* PROBLEM TO WORK ON *
Single out the lines of the material that contain "text" and copy them.

— START DATASET CONTENT —

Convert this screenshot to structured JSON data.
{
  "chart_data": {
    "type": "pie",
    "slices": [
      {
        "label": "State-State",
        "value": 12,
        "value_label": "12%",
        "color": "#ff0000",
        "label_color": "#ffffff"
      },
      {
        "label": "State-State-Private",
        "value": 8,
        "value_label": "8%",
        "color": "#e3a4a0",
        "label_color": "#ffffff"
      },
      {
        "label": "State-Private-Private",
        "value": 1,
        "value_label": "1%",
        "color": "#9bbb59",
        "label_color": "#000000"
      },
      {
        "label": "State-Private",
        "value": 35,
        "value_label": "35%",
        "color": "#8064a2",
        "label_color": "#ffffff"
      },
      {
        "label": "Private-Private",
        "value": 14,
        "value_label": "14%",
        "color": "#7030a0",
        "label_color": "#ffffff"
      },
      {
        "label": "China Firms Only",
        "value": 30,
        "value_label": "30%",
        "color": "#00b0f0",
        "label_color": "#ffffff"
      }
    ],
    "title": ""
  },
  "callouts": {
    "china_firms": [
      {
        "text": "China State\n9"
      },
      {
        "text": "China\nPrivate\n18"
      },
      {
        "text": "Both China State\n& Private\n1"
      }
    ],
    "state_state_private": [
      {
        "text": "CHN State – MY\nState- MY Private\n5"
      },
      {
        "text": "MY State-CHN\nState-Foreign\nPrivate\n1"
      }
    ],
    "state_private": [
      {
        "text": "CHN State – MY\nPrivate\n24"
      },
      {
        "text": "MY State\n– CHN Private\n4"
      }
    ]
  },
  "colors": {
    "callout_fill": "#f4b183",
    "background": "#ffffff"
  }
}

— END DATASET CONTENT —

* ANSWER *
        "text": "China State\n9"
        "text": "China\nPrivate\n18"
        "text": "Both China State\n& Private\n1"
        "text": "CHN State – MY\nState- MY Private\n5"
        "text": "MY State-CHN\nState-Foreign\nPrivate\n1"
        "text": "CHN State – MY\nPrivate\n24"
        "text": "MY State\n– CHN Private\n4"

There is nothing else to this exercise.